## PROBLEM REQUIREMENTS
Return the listing below in full, with every line exactly as it is.

## Start

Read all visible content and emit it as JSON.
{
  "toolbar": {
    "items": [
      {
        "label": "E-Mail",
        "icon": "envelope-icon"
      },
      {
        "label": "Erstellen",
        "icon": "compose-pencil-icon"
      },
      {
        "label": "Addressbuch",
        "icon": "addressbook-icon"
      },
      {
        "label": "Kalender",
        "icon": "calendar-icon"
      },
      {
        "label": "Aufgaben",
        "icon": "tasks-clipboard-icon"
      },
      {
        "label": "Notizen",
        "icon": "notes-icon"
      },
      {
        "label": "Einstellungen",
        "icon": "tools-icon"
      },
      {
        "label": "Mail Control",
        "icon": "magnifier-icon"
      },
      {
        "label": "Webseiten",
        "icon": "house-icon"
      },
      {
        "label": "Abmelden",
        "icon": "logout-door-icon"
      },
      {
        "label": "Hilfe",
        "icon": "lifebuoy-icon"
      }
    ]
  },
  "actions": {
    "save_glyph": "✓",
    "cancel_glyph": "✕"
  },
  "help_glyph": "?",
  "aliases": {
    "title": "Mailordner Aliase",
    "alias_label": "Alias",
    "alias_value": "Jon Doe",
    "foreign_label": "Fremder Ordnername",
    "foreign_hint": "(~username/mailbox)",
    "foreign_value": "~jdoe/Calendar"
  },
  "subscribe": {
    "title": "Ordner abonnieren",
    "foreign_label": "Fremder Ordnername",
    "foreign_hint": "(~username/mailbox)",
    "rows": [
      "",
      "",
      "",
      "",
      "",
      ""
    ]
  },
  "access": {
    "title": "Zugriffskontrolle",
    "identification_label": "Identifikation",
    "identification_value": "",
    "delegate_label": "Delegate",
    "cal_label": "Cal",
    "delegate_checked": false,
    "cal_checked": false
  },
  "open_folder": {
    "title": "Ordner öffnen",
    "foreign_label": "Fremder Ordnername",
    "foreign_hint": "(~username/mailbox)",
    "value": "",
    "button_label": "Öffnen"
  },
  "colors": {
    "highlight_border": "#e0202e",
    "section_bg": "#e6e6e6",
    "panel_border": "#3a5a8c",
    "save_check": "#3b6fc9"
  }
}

## End

## RESULT OF THIS EXERCISE
Read all visible content and emit it as JSON.
{
  "toolbar": {
    "items": [
      {
        "label": "E-Mail",
        "icon": "envelope-icon"
      },
      {
        "label": "Erstellen",
        "icon": "compose-pencil-icon"
      },
      {
        "label": "Addressbuch",
        "icon": "addressbook-icon"
      },
      {
        "label": "Kalender",
        "icon": "calendar-icon"
      },
      {
        "label": "Aufgaben",
        "icon": "tasks-clipboard-icon"
      },
      {
        "label": "Notizen",
        "icon": "notes-icon"
      },
      {
        "label": "Einstellungen",
        "icon": "tools-icon"
      },
      {
        "label": "Mail Control",
        "icon": "magnifier-icon"
      },
      {
        "label": "Webseiten",
        "icon": "house-icon"
      },
      {
        "label": "Abmelden",
        "icon": "logout-door-icon"
      },
      {
        "label": "Hilfe",
        "icon": "lifebuoy-icon"
      }
    ]
  },
  "actions": {
    "save_glyph": "✓",
    "cancel_glyph": "✕"
  },
  "help_glyph": "?",
  "aliases": {
    "title": "Mailordner Aliase",
    "alias_label": "Alias",
    "alias_value": "Jon Doe",
    "foreign_label": "Fremder Ordnername",
    "foreign_hint": "(~username/mailbox)",
    "foreign_value": "~jdoe/Calendar"
  },
  "subscribe": {
    "title": "Ordner abonnieren",
    "foreign_label": "Fremder Ordnername",
    "foreign_hint": "(~username/mailbox)",
    "rows": [
      "",
      "",
      "",
      "",
      "",
      ""
    ]
  },
  "access": {
    "title": "Zugriffskontrolle",
    "identification_label": "Identifikation",
    "identification_value": "",
    "delegate_label": "Delegate",
    "cal_label": "Cal",
    "delegate_checked": false,
    "cal_checked": false
  },
  "open_folder": {
    "title": "Ordner öffnen",
    "foreign_label": "Fremder Ordnername",
    "foreign_hint": "(~username/mailbox)",
    "value": "",
    "button_label": "Öffnen"
  },
  "colors": {
    "highlight_border": "#e0202e",
    "section_bg": "#e6e6e6",
    "panel_border": "#3a5a8c",
    "save_check": "#3b6fc9"
  }
}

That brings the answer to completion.